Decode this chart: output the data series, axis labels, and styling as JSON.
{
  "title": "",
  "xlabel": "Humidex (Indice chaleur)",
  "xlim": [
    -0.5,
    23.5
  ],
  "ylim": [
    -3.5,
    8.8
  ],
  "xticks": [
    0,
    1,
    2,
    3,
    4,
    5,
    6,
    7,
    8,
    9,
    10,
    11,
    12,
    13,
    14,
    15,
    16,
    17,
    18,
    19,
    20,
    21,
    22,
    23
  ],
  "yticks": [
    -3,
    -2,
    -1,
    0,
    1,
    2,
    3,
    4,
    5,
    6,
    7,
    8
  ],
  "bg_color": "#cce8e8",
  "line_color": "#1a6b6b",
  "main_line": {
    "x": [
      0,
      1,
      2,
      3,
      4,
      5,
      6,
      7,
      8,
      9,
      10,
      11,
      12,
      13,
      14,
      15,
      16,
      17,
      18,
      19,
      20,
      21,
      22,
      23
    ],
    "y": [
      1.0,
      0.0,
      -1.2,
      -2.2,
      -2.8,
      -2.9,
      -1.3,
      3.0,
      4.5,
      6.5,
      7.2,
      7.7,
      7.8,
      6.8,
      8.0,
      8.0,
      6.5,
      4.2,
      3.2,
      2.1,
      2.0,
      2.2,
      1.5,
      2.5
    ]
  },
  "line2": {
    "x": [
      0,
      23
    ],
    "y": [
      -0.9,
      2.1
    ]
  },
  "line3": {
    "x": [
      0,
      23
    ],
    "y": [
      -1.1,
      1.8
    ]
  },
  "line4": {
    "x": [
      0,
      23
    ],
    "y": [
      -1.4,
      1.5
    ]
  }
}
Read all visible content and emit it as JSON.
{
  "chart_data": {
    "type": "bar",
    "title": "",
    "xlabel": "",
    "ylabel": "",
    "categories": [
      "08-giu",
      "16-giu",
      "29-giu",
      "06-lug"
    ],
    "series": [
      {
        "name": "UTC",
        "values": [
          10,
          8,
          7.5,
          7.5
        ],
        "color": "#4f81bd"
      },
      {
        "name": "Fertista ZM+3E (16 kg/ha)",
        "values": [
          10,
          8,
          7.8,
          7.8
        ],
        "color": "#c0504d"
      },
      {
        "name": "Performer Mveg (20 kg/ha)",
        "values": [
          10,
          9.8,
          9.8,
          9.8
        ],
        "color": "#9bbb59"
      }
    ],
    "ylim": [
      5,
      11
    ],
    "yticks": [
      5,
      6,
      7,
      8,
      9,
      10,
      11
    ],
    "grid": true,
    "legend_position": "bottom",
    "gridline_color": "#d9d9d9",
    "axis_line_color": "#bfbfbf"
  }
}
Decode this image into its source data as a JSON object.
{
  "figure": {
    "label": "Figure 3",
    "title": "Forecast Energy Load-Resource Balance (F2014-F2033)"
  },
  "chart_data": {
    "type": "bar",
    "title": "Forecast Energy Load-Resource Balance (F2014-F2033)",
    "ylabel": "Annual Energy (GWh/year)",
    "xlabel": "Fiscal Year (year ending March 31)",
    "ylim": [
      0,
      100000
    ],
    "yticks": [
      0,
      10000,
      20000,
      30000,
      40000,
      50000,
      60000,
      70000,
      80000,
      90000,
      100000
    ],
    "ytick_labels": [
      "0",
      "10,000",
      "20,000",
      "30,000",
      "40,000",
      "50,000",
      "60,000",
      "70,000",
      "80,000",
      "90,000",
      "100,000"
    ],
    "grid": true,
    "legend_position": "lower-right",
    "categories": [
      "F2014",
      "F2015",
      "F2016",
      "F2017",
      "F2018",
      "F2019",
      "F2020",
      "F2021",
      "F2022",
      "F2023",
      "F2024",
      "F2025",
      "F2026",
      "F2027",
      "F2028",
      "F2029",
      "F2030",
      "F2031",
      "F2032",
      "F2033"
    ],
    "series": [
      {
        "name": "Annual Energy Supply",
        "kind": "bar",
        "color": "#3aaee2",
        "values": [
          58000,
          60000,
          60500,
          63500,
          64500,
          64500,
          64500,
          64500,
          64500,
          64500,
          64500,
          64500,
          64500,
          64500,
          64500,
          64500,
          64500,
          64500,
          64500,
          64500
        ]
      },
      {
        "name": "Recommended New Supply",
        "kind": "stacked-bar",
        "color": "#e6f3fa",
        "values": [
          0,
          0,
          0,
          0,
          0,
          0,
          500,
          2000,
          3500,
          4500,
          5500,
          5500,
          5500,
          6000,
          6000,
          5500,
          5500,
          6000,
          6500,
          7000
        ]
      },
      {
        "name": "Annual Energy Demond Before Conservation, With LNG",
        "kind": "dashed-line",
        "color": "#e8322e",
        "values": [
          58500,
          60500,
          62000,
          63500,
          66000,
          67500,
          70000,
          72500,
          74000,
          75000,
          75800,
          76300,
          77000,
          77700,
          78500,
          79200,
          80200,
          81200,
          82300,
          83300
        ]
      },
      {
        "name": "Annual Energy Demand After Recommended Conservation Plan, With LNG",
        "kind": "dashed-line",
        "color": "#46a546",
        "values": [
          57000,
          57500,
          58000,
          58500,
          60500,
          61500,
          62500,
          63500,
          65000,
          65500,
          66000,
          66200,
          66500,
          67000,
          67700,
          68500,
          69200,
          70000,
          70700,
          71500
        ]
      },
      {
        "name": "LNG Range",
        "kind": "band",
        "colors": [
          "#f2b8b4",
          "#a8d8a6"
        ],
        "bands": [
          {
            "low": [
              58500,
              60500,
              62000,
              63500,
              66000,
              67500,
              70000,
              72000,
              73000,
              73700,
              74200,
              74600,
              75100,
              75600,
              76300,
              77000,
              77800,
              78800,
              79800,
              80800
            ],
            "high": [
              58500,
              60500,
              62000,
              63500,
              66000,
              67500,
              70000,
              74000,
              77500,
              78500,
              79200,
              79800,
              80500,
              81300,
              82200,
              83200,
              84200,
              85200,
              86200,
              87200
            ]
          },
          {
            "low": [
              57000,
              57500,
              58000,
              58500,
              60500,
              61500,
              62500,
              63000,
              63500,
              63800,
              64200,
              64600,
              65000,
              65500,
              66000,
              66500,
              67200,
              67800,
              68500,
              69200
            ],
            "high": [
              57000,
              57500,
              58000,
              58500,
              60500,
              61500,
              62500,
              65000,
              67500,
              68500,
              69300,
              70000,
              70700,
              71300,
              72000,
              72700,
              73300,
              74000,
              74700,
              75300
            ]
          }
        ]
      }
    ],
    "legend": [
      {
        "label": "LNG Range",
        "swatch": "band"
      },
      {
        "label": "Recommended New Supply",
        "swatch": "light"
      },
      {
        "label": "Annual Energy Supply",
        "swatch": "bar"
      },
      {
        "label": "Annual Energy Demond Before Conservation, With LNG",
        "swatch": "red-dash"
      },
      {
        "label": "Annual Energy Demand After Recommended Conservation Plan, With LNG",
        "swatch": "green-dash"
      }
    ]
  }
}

* Short task *
Write the material out again word for word.

* Full solution *
Decode this chart: output the data series, axis labels, and styling as JSON.
{
  "title": "",
  "xlabel": "Humidex (Indice chaleur)",
  "xlim": [
    -0.5,
    23.5
  ],
  "ylim": [
    -3.5,
    8.8
  ],
  "xticks": [
    0,
    1,
    2,
    3,
    4,
    5,
    6,
    7,
    8,
    9,
    10,
    11,
    12,
    13,
    14,
    15,
    16,
    17,
    18,
    19,
    20,
    21,
    22,
    23
  ],
  "yticks": [
    -3,
    -2,
    -1,
    0,
    1,
    2,
    3,
    4,
    5,
    6,
    7,
    8
  ],
  "bg_color": "#cce8e8",
  "line_color": "#1a6b6b",
  "main_line": {
    "x": [
      0,
      1,
      2,
      3,
      4,
      5,
      6,
      7,
      8,
      9,
      10,
      11,
      12,
      13,
      14,
      15,
      16,
      17,
      18,
      19,
      20,
      21,
      22,
      23
    ],
    "y": [
      1.0,
      0.0,
      -1.2,
      -2.2,
      -2.8,
      -2.9,
      -1.3,
      3.0,
      4.5,
      6.5,
      7.2,
      7.7,
      7.8,
      6.8,
      8.0,
      8.0,
      6.5,
      4.2,
      3.2,
      2.1,
      2.0,
      2.2,
      1.5,
      2.5
    ]
  },
  "line2": {
    "x": [
      0,
      23
    ],
    "y": [
      -0.9,
      2.1
    ]
  },
  "line3": {
    "x": [
      0,
      23
    ],
    "y": [
      -1.1,
      1.8
    ]
  },
  "line4": {
    "x": [
      0,
      23
    ],
    "y": [
      -1.4,
      1.5
    ]
  }
}
Read all visible content and emit it as JSON.
{
  "chart_data": {
    "type": "bar",
    "title": "",
    "xlabel": "",
    "ylabel": "",
    "categories": [
      "08-giu",
      "16-giu",
      "29-giu",
      "06-lug"
    ],
    "series": [
      {
        "name": "UTC",
        "values": [
          10,
          8,
          7.5,
          7.5
        ],
        "color": "#4f81bd"
      },
      {
        "name": "Fertista ZM+3E (16 kg/ha)",
        "values": [
          10,
          8,
          7.8,
          7.8
        ],
        "color": "#c0504d"
      },
      {
        "name": "Performer Mveg (20 kg/ha)",
        "values": [
          10,
          9.8,
          9.8,
          9.8
        ],
        "color": "#9bbb59"
      }
    ],
    "ylim": [
      5,
      11
    ],
    "yticks": [
      5,
      6,
      7,
      8,
      9,
      10,
      11
    ],
    "grid": true,
    "legend_position": "bottom",
    "gridline_color": "#d9d9d9",
    "axis_line_color": "#bfbfbf"
  }
}
Decode this image into its source data as a JSON object.
{
  "figure": {
    "label": "Figure 3",
    "title": "Forecast Energy Load-Resource Balance (F2014-F2033)"
  },
  "chart_data": {
    "type": "bar",
    "title": "Forecast Energy Load-Resource Balance (F2014-F2033)",
    "ylabel": "Annual Energy (GWh/year)",
    "xlabel": "Fiscal Year (year ending March 31)",
    "ylim": [
      0,
      100000
    ],
    "yticks": [
      0,
      10000,
      20000,
      30000,
      40000,
      50000,
      60000,
      70000,
      80000,
      90000,
      100000
    ],
    "ytick_labels": [
      "0",
      "10,000",
      "20,000",
      "30,000",
      "40,000",
      "50,000",
      "60,000",
      "70,000",
      "80,000",
      "90,000",
      "100,000"
    ],
    "grid": true,
    "legend_position": "lower-right",
    "categories": [
      "F2014",
      "F2015",
      "F2016",
      "F2017",
      "F2018",
      "F2019",
      "F2020",
      "F2021",
      "F2022",
      "F2023",
      "F2024",
      "F2025",
      "F2026",
      "F2027",
      "F2028",
      "F2029",
      "F2030",
      "F2031",
      "F2032",
      "F2033"
    ],
    "series": [
      {
        "name": "Annual Energy Supply",
        "kind": "bar",
        "color": "#3aaee2",
        "values": [
          58000,
          60000,
          60500,
          63500,
          64500,
          64500,
          64500,
          64500,
          64500,
          64500,
          64500,
          64500,
          64500,
          64500,
          64500,
          64500,
          64500,
          64500,
          64500,
          64500
        ]
      },
      {
        "name": "Recommended New Supply",
        "kind": "stacked-bar",
        "color": "#e6f3fa",
        "values": [
          0,
          0,
          0,
          0,
          0,
          0,
          500,
          2000,
          3500,
          4500,
          5500,
          5500,
          5500,
          6000,
          6000,
          5500,
          5500,
          6000,
          6500,
          7000
        ]
      },
      {
        "name": "Annual Energy Demond Before Conservation, With LNG",
        "kind": "dashed-line",
        "color": "#e8322e",
        "values": [
          58500,
          60500,
          62000,
          63500,
          66000,
          67500,
          70000,
          72500,
          74000,
          75000,
          75800,
          76300,
          77000,
          77700,
          78500,
          79200,
          80200,
          81200,
          82300,
          83300
        ]
      },
      {
        "name": "Annual Energy Demand After Recommended Conservation Plan, With LNG",
        "kind": "dashed-line",
        "color": "#46a546",
        "values": [
          57000,
          57500,
          58000,
          58500,
          60500,
          61500,
          62500,
          63500,
          65000,
          65500,
          66000,
          66200,
          66500,
          67000,
          67700,
          68500,
          69200,
          70000,
          70700,
          71500
        ]
      },
      {
        "name": "LNG Range",
        "kind": "band",
        "colors": [
          "#f2b8b4",
          "#a8d8a6"
        ],
        "bands": [
          {
            "low": [
              58500,
              60500,
              62000,
              63500,
              66000,
              67500,
              70000,
              72000,
              73000,
              73700,
              74200,
              74600,
              75100,
              75600,
              76300,
              77000,
              77800,
              78800,
              79800,
              80800
            ],
            "high": [
              58500,
              60500,
              62000,
              63500,
              66000,
              67500,
              70000,
              74000,
              77500,
              78500,
              79200,
              79800,
              80500,
              81300,
              82200,
              83200,
              84200,
              85200,
              86200,
              87200
            ]
          },
          {
            "low": [
              57000,
              57500,
              58000,
              58500,
              60500,
              61500,
              62500,
              63000,
              63500,
              63800,
              64200,
              64600,
              65000,
              65500,
              66000,
              66500,
              67200,
              67800,
              68500,
              69200
            ],
            "high": [
              57000,
              57500,
              58000,
              58500,
              60500,
              61500,
              62500,
              65000,
              67500,
              68500,
              69300,
              70000,
              70700,
              71300,
              72000,
              72700,
              73300,
              74000,
              74700,
              75300
            ]
          }
        ]
      }
    ],
    "legend": [
      {
        "label": "LNG Range",
        "swatch": "band"
      },
      {
        "label": "Recommended New Supply",
        "swatch": "light"
      },
      {
        "label": "Annual Energy Supply",
        "swatch": "bar"
      },
      {
        "label": "Annual Energy Demond Before Conservation, With LNG",
        "swatch": "red-dash"
      },
      {
        "label": "Annual Energy Demand After Recommended Conservation Plan, With LNG",
        "swatch": "green-dash"
      }
    ]
  }
}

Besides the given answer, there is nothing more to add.